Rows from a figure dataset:
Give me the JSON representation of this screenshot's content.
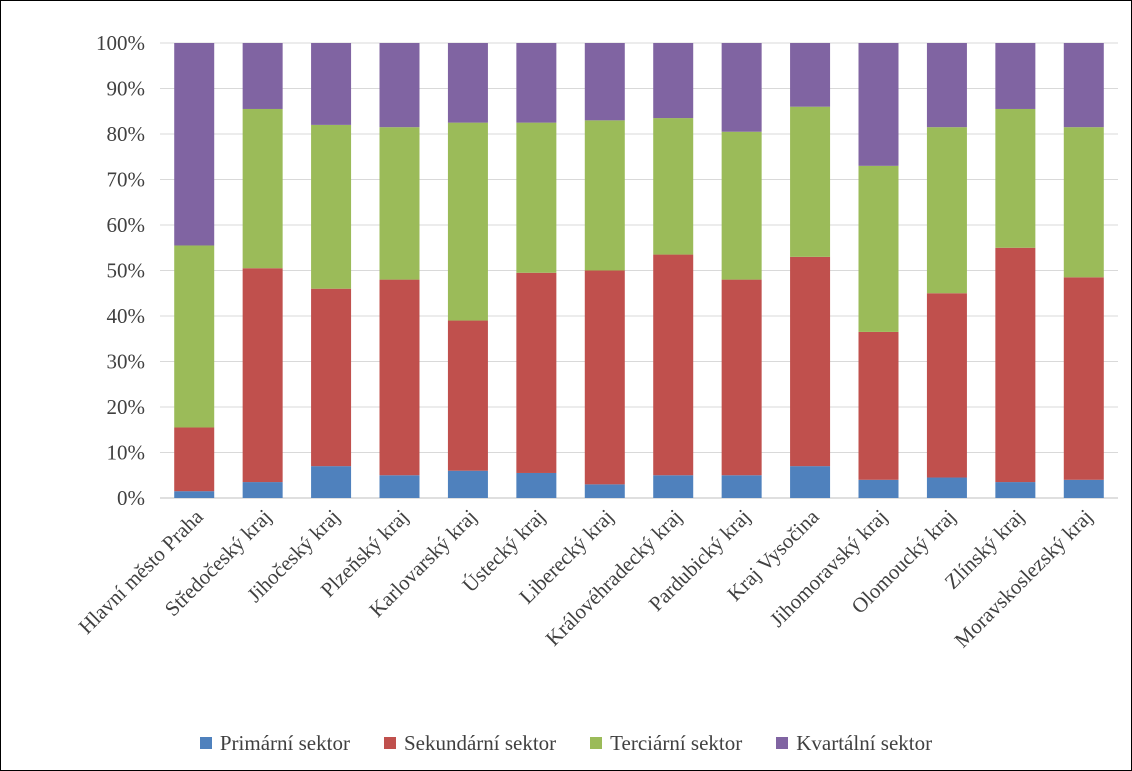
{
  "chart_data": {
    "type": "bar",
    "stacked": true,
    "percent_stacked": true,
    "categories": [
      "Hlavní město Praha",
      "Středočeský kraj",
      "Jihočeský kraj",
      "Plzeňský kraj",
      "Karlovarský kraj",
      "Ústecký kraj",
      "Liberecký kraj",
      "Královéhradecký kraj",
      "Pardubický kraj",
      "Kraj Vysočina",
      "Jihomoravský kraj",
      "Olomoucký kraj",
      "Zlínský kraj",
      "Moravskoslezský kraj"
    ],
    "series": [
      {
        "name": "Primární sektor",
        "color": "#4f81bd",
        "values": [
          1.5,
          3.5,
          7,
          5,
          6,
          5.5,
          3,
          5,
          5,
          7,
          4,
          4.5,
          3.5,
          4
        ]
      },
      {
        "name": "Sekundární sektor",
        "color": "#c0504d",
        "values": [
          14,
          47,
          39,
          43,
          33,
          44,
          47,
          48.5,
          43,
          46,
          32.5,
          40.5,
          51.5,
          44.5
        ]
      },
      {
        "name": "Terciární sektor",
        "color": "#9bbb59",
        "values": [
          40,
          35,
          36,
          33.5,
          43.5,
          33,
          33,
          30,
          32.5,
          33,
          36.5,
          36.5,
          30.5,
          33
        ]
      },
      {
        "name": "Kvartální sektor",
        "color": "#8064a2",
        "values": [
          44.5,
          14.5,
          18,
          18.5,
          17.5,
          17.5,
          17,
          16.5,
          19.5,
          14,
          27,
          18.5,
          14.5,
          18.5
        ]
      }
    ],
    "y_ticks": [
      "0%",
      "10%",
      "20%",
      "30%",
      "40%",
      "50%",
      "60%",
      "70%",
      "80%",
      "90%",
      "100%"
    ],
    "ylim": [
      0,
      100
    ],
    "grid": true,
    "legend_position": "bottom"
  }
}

Given instruction: Filter the data, keeping only the lines that contain "color".

Result of the exercise:
        "color": "#4f81bd",
        "color": "#c0504d",
        "color": "#9bbb59",
        "color": "#8064a2",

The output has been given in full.